- SET EXERCISE -
Locate the lines of the listing below that hold "count", then copy each of them.

━━ DATASET EXCERPTS ━━

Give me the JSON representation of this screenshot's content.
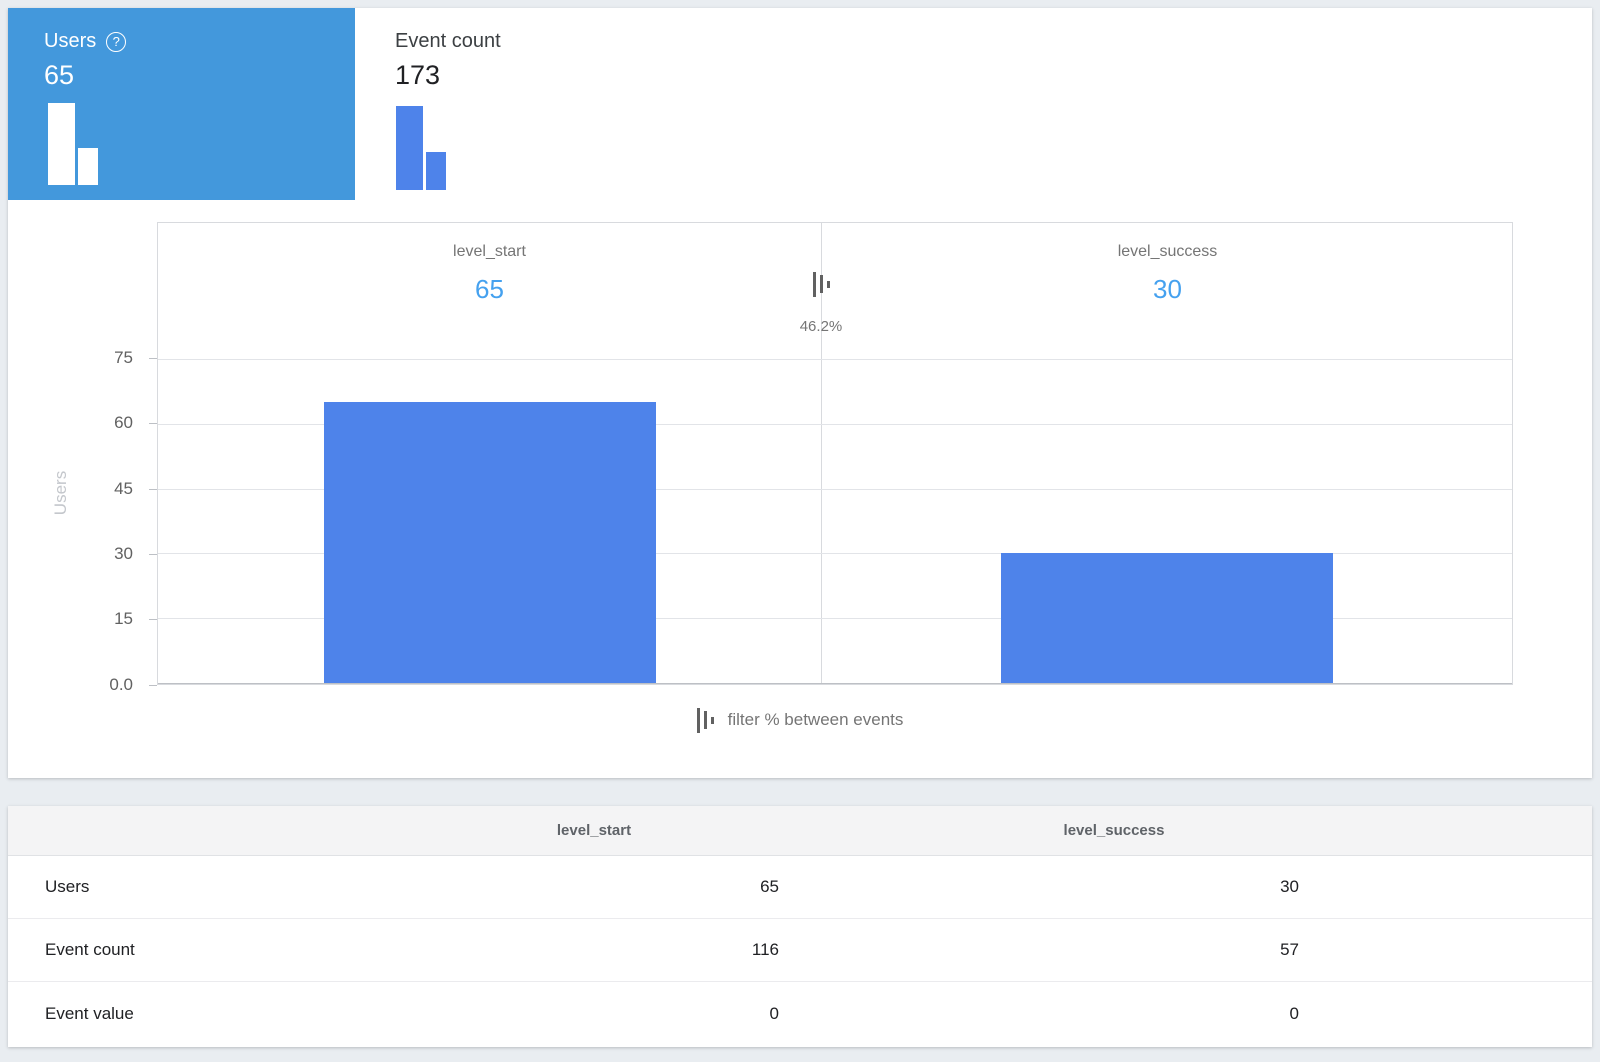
{
  "metrics": [
    {
      "label": "Users",
      "value": "65",
      "selected": true
    },
    {
      "label": "Event count",
      "value": "173",
      "selected": false
    }
  ],
  "icons": {
    "help_glyph": "?"
  },
  "chart_data": {
    "type": "bar",
    "categories": [
      "level_start",
      "level_success"
    ],
    "values": [
      65,
      30
    ],
    "values_display": [
      "65",
      "30"
    ],
    "between_percentage": "46.2%",
    "title": "",
    "xlabel": "",
    "ylabel": "Users",
    "ylim": [
      0,
      75
    ],
    "yticks": [
      "75",
      "60",
      "45",
      "30",
      "15",
      "0.0"
    ],
    "grid": true,
    "bar_color": "#4e83ea"
  },
  "legend": {
    "filter_label": "filter % between events"
  },
  "table": {
    "columns": [
      "level_start",
      "level_success"
    ],
    "rows": [
      {
        "label": "Users",
        "values": [
          "65",
          "30"
        ]
      },
      {
        "label": "Event count",
        "values": [
          "116",
          "57"
        ]
      },
      {
        "label": "Event value",
        "values": [
          "0",
          "0"
        ]
      }
    ]
  },
  "colors": {
    "selected_card_bg": "#4398dc",
    "bar_blue": "#4e83ea",
    "step_value_blue": "#45a1ef"
  }
}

━━━

- THE RESPONSE -
      "label": "Event count",
        "label": "Event count",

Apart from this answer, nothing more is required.